### Instructions for the task
Below are the records. List every line holding the word "быть".

Raw records:
:::::

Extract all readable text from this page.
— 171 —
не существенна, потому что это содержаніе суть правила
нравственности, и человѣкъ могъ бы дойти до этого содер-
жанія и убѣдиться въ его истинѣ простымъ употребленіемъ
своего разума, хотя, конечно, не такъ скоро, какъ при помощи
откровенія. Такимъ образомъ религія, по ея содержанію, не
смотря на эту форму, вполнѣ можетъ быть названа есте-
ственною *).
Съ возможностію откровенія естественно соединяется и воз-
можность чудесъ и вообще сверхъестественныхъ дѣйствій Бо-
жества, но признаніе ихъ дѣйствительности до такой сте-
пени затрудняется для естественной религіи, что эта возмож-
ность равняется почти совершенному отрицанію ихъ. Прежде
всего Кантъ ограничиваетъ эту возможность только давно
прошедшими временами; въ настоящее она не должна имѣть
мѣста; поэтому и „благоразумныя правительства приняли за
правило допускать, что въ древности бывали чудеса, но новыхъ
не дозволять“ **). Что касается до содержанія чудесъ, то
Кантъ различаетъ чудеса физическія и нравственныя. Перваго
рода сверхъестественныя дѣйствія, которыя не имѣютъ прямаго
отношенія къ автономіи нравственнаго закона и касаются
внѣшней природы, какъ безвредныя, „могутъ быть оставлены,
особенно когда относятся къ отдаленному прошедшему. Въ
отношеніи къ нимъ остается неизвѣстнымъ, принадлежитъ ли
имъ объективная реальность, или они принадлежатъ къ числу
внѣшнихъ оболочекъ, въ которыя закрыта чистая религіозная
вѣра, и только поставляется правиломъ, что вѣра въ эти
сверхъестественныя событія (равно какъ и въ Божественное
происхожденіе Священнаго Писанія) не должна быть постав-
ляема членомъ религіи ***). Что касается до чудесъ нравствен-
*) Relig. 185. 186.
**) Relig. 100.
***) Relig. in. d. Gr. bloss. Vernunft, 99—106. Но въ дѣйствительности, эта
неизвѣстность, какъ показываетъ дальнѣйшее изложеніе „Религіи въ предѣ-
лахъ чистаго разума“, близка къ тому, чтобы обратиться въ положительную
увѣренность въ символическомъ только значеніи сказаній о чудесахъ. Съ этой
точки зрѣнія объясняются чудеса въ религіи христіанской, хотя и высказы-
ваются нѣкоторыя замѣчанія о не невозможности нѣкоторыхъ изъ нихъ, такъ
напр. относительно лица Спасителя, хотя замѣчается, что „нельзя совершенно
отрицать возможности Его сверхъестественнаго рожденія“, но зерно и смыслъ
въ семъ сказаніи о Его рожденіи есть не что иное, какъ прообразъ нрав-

:::::

### Finished answer
смотря на эту форму, вполнѣ можетъ быть названа есте-
внѣшней природы, какъ безвредныя, „могутъ быть оставлены,
происхожденіе Священнаго Писанія) не должна быть постав-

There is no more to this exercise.